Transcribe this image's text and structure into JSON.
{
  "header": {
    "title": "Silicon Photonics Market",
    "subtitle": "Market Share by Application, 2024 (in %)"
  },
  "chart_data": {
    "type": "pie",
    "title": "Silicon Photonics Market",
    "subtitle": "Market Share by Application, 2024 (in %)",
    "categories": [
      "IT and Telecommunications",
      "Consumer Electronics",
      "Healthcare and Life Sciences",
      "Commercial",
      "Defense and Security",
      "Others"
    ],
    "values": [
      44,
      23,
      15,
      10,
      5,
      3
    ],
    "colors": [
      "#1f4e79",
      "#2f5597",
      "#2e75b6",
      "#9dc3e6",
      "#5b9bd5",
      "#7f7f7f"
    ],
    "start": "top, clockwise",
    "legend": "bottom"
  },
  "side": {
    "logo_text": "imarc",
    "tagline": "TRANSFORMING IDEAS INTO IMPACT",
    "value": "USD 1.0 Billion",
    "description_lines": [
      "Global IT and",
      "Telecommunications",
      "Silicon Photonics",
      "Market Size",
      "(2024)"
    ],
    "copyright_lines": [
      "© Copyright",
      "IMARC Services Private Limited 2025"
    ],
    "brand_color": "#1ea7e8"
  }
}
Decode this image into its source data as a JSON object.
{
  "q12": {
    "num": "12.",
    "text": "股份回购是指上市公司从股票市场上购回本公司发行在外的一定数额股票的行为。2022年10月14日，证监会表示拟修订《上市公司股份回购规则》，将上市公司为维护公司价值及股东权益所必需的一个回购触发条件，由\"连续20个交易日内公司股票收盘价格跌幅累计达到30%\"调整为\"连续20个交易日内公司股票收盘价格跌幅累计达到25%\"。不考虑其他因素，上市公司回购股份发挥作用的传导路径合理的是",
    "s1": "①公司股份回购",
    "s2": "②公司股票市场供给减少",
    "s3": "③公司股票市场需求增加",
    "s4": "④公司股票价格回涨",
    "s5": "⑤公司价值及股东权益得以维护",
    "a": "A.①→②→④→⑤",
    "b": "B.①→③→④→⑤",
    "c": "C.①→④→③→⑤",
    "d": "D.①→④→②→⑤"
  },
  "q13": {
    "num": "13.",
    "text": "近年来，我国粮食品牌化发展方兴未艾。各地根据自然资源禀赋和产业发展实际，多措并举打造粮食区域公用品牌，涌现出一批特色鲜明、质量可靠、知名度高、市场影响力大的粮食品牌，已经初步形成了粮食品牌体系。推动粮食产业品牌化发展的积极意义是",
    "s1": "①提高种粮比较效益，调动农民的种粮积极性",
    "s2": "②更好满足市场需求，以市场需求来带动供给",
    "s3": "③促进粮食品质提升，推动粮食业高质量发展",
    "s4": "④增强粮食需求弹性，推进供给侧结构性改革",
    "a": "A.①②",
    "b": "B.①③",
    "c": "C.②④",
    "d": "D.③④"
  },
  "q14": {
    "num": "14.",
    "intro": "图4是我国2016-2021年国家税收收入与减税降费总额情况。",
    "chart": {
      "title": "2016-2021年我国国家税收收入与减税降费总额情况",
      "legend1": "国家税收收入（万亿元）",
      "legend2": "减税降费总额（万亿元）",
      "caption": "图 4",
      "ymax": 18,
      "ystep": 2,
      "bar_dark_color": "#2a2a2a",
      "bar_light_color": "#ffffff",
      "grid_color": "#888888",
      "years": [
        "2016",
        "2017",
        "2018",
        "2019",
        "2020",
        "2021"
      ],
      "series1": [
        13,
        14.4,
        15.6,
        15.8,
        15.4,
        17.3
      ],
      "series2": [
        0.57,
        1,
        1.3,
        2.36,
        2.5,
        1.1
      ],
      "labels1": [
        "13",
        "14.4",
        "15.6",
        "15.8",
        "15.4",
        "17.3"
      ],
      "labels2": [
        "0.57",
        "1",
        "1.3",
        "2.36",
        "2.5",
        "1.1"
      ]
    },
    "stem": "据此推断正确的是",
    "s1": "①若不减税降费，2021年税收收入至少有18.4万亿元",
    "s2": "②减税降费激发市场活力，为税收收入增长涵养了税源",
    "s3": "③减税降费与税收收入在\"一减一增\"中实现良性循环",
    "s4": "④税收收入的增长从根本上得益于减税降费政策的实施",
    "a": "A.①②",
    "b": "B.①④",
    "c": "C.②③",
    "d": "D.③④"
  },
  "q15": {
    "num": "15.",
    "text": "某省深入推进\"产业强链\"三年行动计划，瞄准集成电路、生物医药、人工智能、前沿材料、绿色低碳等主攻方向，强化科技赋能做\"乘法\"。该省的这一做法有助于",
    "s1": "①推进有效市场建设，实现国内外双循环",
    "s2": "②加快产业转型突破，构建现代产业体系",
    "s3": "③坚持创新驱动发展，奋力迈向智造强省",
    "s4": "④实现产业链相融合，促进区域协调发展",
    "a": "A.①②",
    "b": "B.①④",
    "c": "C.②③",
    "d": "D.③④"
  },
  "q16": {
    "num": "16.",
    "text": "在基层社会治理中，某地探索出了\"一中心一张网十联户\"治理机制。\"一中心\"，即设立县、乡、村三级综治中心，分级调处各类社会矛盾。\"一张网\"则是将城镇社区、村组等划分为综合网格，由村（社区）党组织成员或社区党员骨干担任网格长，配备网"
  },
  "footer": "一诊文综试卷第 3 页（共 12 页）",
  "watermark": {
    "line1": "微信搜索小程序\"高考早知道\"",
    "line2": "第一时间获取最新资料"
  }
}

────────

> DIRECTION
Would you restate each of the entries word for word?

> FULL OUTPUT
Transcribe this image's text and structure into JSON.
{
  "header": {
    "title": "Silicon Photonics Market",
    "subtitle": "Market Share by Application, 2024 (in %)"
  },
  "chart_data": {
    "type": "pie",
    "title": "Silicon Photonics Market",
    "subtitle": "Market Share by Application, 2024 (in %)",
    "categories": [
      "IT and Telecommunications",
      "Consumer Electronics",
      "Healthcare and Life Sciences",
      "Commercial",
      "Defense and Security",
      "Others"
    ],
    "values": [
      44,
      23,
      15,
      10,
      5,
      3
    ],
    "colors": [
      "#1f4e79",
      "#2f5597",
      "#2e75b6",
      "#9dc3e6",
      "#5b9bd5",
      "#7f7f7f"
    ],
    "start": "top, clockwise",
    "legend": "bottom"
  },
  "side": {
    "logo_text": "imarc",
    "tagline": "TRANSFORMING IDEAS INTO IMPACT",
    "value": "USD 1.0 Billion",
    "description_lines": [
      "Global IT and",
      "Telecommunications",
      "Silicon Photonics",
      "Market Size",
      "(2024)"
    ],
    "copyright_lines": [
      "© Copyright",
      "IMARC Services Private Limited 2025"
    ],
    "brand_color": "#1ea7e8"
  }
}
Decode this image into its source data as a JSON object.
{
  "q12": {
    "num": "12.",
    "text": "股份回购是指上市公司从股票市场上购回本公司发行在外的一定数额股票的行为。2022年10月14日，证监会表示拟修订《上市公司股份回购规则》，将上市公司为维护公司价值及股东权益所必需的一个回购触发条件，由\"连续20个交易日内公司股票收盘价格跌幅累计达到30%\"调整为\"连续20个交易日内公司股票收盘价格跌幅累计达到25%\"。不考虑其他因素，上市公司回购股份发挥作用的传导路径合理的是",
    "s1": "①公司股份回购",
    "s2": "②公司股票市场供给减少",
    "s3": "③公司股票市场需求增加",
    "s4": "④公司股票价格回涨",
    "s5": "⑤公司价值及股东权益得以维护",
    "a": "A.①→②→④→⑤",
    "b": "B.①→③→④→⑤",
    "c": "C.①→④→③→⑤",
    "d": "D.①→④→②→⑤"
  },
  "q13": {
    "num": "13.",
    "text": "近年来，我国粮食品牌化发展方兴未艾。各地根据自然资源禀赋和产业发展实际，多措并举打造粮食区域公用品牌，涌现出一批特色鲜明、质量可靠、知名度高、市场影响力大的粮食品牌，已经初步形成了粮食品牌体系。推动粮食产业品牌化发展的积极意义是",
    "s1": "①提高种粮比较效益，调动农民的种粮积极性",
    "s2": "②更好满足市场需求，以市场需求来带动供给",
    "s3": "③促进粮食品质提升，推动粮食业高质量发展",
    "s4": "④增强粮食需求弹性，推进供给侧结构性改革",
    "a": "A.①②",
    "b": "B.①③",
    "c": "C.②④",
    "d": "D.③④"
  },
  "q14": {
    "num": "14.",
    "intro": "图4是我国2016-2021年国家税收收入与减税降费总额情况。",
    "chart": {
      "title": "2016-2021年我国国家税收收入与减税降费总额情况",
      "legend1": "国家税收收入（万亿元）",
      "legend2": "减税降费总额（万亿元）",
      "caption": "图 4",
      "ymax": 18,
      "ystep": 2,
      "bar_dark_color": "#2a2a2a",
      "bar_light_color": "#ffffff",
      "grid_color": "#888888",
      "years": [
        "2016",
        "2017",
        "2018",
        "2019",
        "2020",
        "2021"
      ],
      "series1": [
        13,
        14.4,
        15.6,
        15.8,
        15.4,
        17.3
      ],
      "series2": [
        0.57,
        1,
        1.3,
        2.36,
        2.5,
        1.1
      ],
      "labels1": [
        "13",
        "14.4",
        "15.6",
        "15.8",
        "15.4",
        "17.3"
      ],
      "labels2": [
        "0.57",
        "1",
        "1.3",
        "2.36",
        "2.5",
        "1.1"
      ]
    },
    "stem": "据此推断正确的是",
    "s1": "①若不减税降费，2021年税收收入至少有18.4万亿元",
    "s2": "②减税降费激发市场活力，为税收收入增长涵养了税源",
    "s3": "③减税降费与税收收入在\"一减一增\"中实现良性循环",
    "s4": "④税收收入的增长从根本上得益于减税降费政策的实施",
    "a": "A.①②",
    "b": "B.①④",
    "c": "C.②③",
    "d": "D.③④"
  },
  "q15": {
    "num": "15.",
    "text": "某省深入推进\"产业强链\"三年行动计划，瞄准集成电路、生物医药、人工智能、前沿材料、绿色低碳等主攻方向，强化科技赋能做\"乘法\"。该省的这一做法有助于",
    "s1": "①推进有效市场建设，实现国内外双循环",
    "s2": "②加快产业转型突破，构建现代产业体系",
    "s3": "③坚持创新驱动发展，奋力迈向智造强省",
    "s4": "④实现产业链相融合，促进区域协调发展",
    "a": "A.①②",
    "b": "B.①④",
    "c": "C.②③",
    "d": "D.③④"
  },
  "q16": {
    "num": "16.",
    "text": "在基层社会治理中，某地探索出了\"一中心一张网十联户\"治理机制。\"一中心\"，即设立县、乡、村三级综治中心，分级调处各类社会矛盾。\"一张网\"则是将城镇社区、村组等划分为综合网格，由村（社区）党组织成员或社区党员骨干担任网格长，配备网"
  },
  "footer": "一诊文综试卷第 3 页（共 12 页）",
  "watermark": {
    "line1": "微信搜索小程序\"高考早知道\"",
    "line2": "第一时间获取最新资料"
  }
}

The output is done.